▸ **Exercise instructions**
Set down each entry exactly as given; pictures should not appear in the copy.

▸ **Data provided**
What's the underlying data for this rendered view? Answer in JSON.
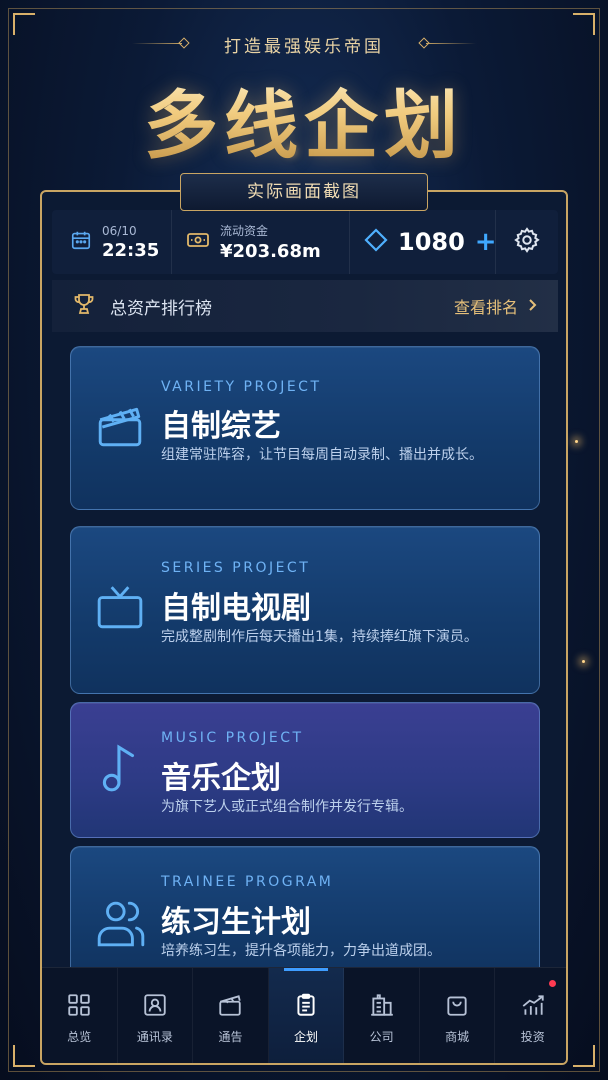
{
  "header": {
    "slogan": "打造最强娱乐帝国",
    "title": "多线企划",
    "screenshot_tag": "实际画面截图"
  },
  "status": {
    "date": "06/10",
    "time": "22:35",
    "money_label": "流动资金",
    "money_value": "¥203.68m",
    "gems": "1080",
    "plus": "+"
  },
  "ranking": {
    "title": "总资产排行榜",
    "link": "查看排名"
  },
  "projects": [
    {
      "en": "VARIETY PROJECT",
      "title": "自制综艺",
      "desc": "组建常驻阵容，让节目每周自动录制、播出并成长。",
      "icon": "clapperboard-icon"
    },
    {
      "en": "SERIES PROJECT",
      "title": "自制电视剧",
      "desc": "完成整剧制作后每天播出1集，持续捧红旗下演员。",
      "icon": "tv-icon"
    },
    {
      "en": "MUSIC PROJECT",
      "title": "音乐企划",
      "desc": "为旗下艺人或正式组合制作并发行专辑。",
      "icon": "music-note-icon"
    },
    {
      "en": "TRAINEE PROGRAM",
      "title": "练习生计划",
      "desc": "培养练习生，提升各项能力，力争出道成团。",
      "icon": "people-icon"
    }
  ],
  "nav": [
    {
      "label": "总览",
      "icon": "grid-icon"
    },
    {
      "label": "通讯录",
      "icon": "contacts-icon"
    },
    {
      "label": "通告",
      "icon": "clapperboard-icon"
    },
    {
      "label": "企划",
      "icon": "clipboard-icon",
      "active": true
    },
    {
      "label": "公司",
      "icon": "building-icon"
    },
    {
      "label": "商城",
      "icon": "shopping-bag-icon"
    },
    {
      "label": "投资",
      "icon": "chart-icon",
      "badge": true
    }
  ],
  "colors": {
    "gold": "#d8b06a",
    "accent_blue": "#3f9dff",
    "card_blue": "#133a6a",
    "card_purple": "#2e3b86"
  }
}
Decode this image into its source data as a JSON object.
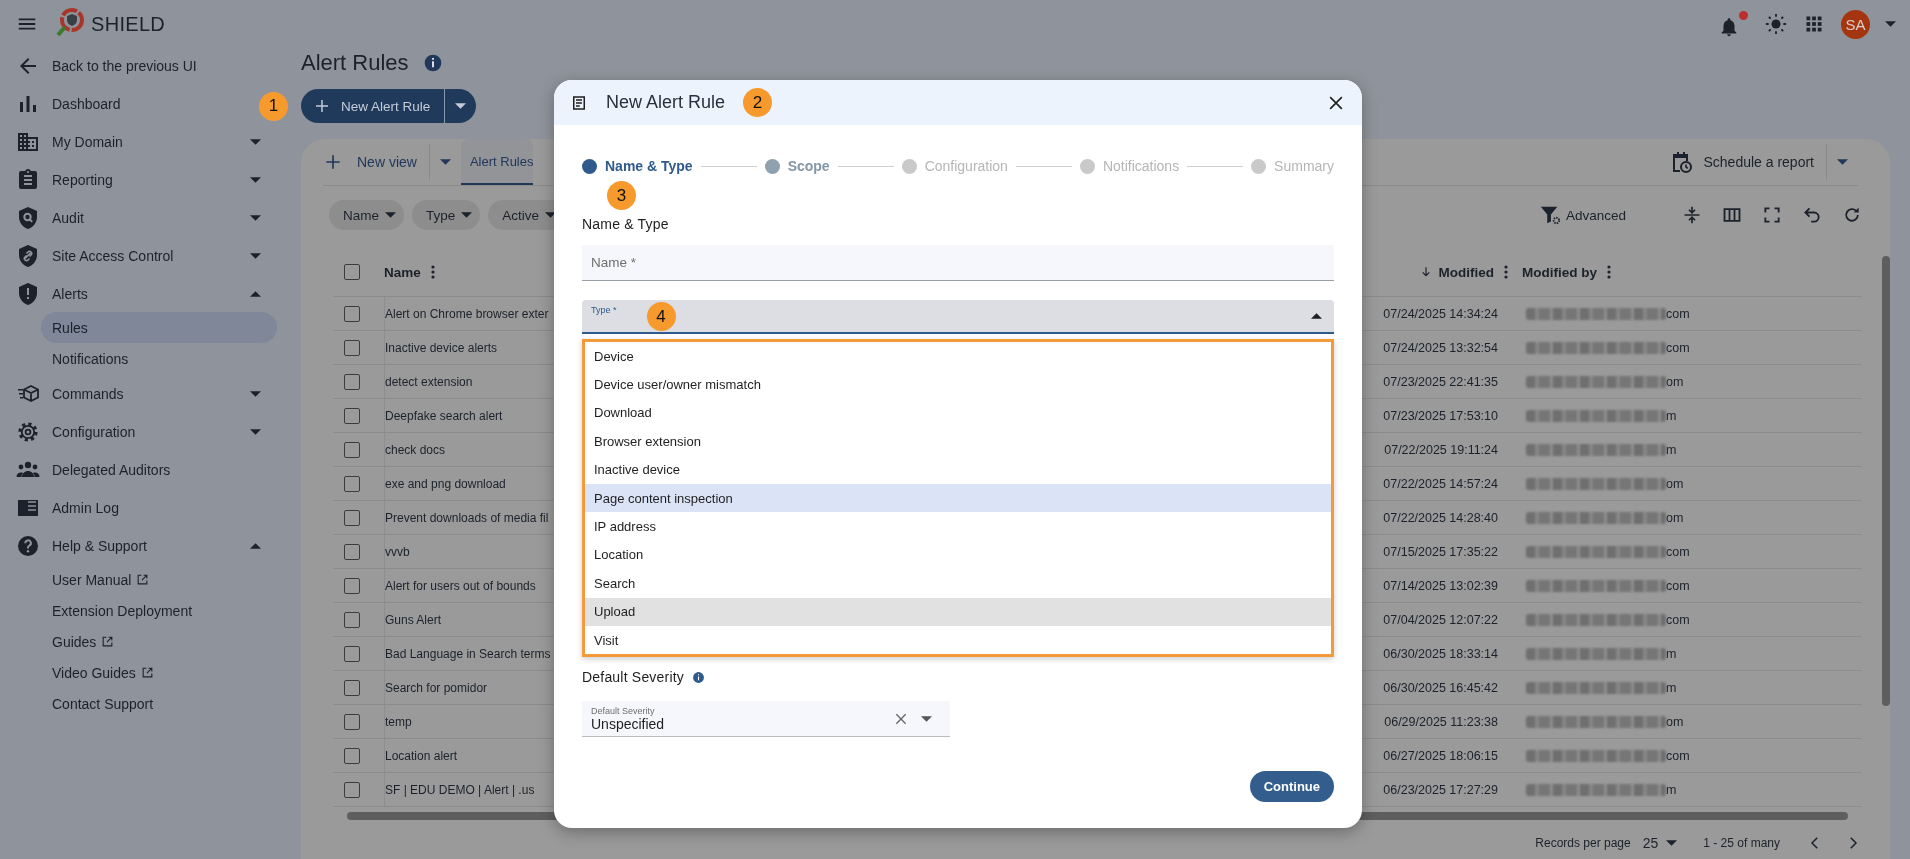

▸ **Written response**
What's the underlying data for this rendered view? Answer in JSON.
{
  "header": {
    "slogan": "打造最强娱乐帝国",
    "title": "多线企划",
    "screenshot_tag": "实际画面截图"
  },
  "status": {
    "date": "06/10",
    "time": "22:35",
    "money_label": "流动资金",
    "money_value": "¥203.68m",
    "gems": "1080",
    "plus": "+"
  },
  "ranking": {
    "title": "总资产排行榜",
    "link": "查看排名"
  },
  "projects": [
    {
      "en": "VARIETY PROJECT",
      "title": "自制综艺",
      "desc": "组建常驻阵容，让节目每周自动录制、播出并成长。",
      "icon": "clapperboard-icon"
    },
    {
      "en": "SERIES PROJECT",
      "title": "自制电视剧",
      "desc": "完成整剧制作后每天播出1集，持续捧红旗下演员。",
      "icon": "tv-icon"
    },
    {
      "en": "MUSIC PROJECT",
      "title": "音乐企划",
      "desc": "为旗下艺人或正式组合制作并发行专辑。",
      "icon": "music-note-icon"
    },
    {
      "en": "TRAINEE PROGRAM",
      "title": "练习生计划",
      "desc": "培养练习生，提升各项能力，力争出道成团。",
      "icon": "people-icon"
    }
  ],
  "nav": [
    {
      "label": "总览",
      "icon": "grid-icon"
    },
    {
      "label": "通讯录",
      "icon": "contacts-icon"
    },
    {
      "label": "通告",
      "icon": "clapperboard-icon"
    },
    {
      "label": "企划",
      "icon": "clipboard-icon",
      "active": true
    },
    {
      "label": "公司",
      "icon": "building-icon"
    },
    {
      "label": "商城",
      "icon": "shopping-bag-icon"
    },
    {
      "label": "投资",
      "icon": "chart-icon",
      "badge": true
    }
  ],
  "colors": {
    "gold": "#d8b06a",
    "accent_blue": "#3f9dff",
    "card_blue": "#133a6a",
    "card_purple": "#2e3b86"
  }
}
Decode this image into its source data as a JSON object.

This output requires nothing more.